Document segment —
###

Through a materialist and post-naturalist lens, Paula Bertúa analyses Argentine filmmaker Leandro Listorti’s film Herbaria in Herbaria: essays for a material and postnaturalist memory of botany and film. Bertúa investigates the ways in which the film engages with the preservation of both natural and artistic heritage amidst the ongoing ecological crisis. By examining Herbaria’s exploration of “material memory”, Bertúa critiques the role of modern classification systems in science and art, questioning their established criteria for knowledge and collection.

Salomé Lopes Coelho’s essay, Los ritmos de la materia más-que-humana en la serie de films eco-revelados Metarretratos, de Azucena Losana, examines Losana’s metaportrait of Ceibo/Erythrina crista-galli, a film developed using the very flowers it depicts. Considering the Ceibo tree’s specific location in Buenos Aires’ Plaza de Mayo, Coelho situates its botanical and material-semiotic significance within a broader spatio-temporal context. Coelho argues that eco-developed films reveal the agency of both cinematic and vegetal matter in world-making, highlighting the interconnectedness of nature and technology. She further suggests that the film’s apparatus translates the Ceibo’s curative properties, offering a potential mechanism for addressing eco-traumatic landscapes. Coelho’s insights are enriched by her interview with Azucena Losana, De la Planta a la Pantalla. Diálogo con Azucena Losana a partir de su proyecto Metarretratos, which provides a deeper understanding of the project’s aims and processes.

II. Cosmopoetics, Shamanism, and Indigenous Filmmaking

Indigenous cinemas—an inherently plural designation—offer a vital lens for challenging conventional cinematic representations of human and more-than-human worlds, encompassing spirits, plants, animals, and others. These practices reinvent modes of filming, editing, and storytelling, contributing to a reconfiguration of cinematic grammar. This dossier engages with these territories through Catarina Andrade and Álvaro Brito, and Marcos Aurélio Felipe’s essays.

###

Recorded data —

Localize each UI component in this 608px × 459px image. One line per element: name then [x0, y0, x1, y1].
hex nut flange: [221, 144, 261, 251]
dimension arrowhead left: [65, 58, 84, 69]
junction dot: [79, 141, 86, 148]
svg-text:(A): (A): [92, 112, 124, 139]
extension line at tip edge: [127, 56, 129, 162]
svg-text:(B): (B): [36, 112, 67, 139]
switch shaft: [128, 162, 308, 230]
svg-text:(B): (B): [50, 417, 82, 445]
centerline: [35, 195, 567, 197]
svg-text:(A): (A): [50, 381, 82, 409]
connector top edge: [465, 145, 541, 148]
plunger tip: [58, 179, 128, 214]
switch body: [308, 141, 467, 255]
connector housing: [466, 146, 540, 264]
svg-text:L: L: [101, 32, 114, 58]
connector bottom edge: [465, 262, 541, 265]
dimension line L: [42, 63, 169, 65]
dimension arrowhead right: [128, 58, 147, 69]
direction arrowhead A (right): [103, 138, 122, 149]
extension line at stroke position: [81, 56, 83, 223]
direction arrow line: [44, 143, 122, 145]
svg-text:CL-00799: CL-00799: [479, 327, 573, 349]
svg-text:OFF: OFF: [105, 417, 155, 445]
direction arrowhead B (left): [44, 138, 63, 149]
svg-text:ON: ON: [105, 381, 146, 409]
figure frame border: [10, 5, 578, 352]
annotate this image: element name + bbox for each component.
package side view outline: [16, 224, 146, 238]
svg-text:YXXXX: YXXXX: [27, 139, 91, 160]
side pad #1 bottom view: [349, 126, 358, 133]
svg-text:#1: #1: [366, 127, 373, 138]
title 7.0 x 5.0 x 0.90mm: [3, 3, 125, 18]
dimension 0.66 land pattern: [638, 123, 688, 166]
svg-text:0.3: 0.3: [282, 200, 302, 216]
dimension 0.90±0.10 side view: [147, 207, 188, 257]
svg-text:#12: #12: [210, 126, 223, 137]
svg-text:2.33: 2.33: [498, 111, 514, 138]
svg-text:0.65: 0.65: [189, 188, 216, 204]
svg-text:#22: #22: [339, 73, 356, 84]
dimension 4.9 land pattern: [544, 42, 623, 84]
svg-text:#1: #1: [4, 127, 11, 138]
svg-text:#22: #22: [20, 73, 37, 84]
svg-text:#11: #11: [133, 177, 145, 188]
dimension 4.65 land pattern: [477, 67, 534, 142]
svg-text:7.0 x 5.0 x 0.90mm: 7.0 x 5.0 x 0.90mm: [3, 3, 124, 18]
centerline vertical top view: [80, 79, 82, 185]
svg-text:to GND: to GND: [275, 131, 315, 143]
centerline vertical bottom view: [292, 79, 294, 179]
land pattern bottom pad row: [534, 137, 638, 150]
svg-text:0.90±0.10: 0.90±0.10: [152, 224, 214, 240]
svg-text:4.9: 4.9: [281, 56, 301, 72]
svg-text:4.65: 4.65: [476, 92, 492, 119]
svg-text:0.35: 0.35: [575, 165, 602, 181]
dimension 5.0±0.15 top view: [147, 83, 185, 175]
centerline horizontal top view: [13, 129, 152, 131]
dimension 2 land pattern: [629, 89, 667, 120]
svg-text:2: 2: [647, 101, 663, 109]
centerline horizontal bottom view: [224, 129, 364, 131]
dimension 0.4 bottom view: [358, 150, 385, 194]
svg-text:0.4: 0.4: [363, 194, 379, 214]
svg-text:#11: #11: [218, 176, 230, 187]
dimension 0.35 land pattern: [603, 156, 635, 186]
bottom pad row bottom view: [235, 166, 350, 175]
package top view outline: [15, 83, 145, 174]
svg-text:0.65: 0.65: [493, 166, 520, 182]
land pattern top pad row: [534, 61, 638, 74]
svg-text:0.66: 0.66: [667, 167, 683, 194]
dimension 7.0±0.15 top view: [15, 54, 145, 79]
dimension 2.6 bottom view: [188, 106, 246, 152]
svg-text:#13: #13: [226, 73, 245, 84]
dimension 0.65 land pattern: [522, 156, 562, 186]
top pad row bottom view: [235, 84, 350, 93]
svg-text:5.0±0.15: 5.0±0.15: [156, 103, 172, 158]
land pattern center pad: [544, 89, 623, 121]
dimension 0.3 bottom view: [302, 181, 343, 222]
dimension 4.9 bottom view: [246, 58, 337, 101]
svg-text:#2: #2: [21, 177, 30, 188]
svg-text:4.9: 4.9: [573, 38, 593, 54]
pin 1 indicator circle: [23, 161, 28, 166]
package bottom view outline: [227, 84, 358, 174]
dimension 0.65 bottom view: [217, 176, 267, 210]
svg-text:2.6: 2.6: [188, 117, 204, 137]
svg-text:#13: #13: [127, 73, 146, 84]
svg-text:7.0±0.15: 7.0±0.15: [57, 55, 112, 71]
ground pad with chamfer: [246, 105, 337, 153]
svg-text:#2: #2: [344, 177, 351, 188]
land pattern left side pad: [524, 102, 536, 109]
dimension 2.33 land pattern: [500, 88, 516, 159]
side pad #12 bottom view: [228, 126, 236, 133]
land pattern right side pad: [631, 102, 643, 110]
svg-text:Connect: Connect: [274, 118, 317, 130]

###

Task set —
**a)** According to the dossier overview, what materials were used to develop Azucena Losana's metaportrait of the Ceibo?
**b)** Pick out every line in the listing that contains the string "edge", matching case exactly, and copy each of those lines.

Results —
**a)** The film was developed using the very flowers it depicts.

**b)**
extension line at tip edge: [127, 56, 129, 162]
connector top edge: [465, 145, 541, 148]
connector bottom edge: [465, 262, 541, 265]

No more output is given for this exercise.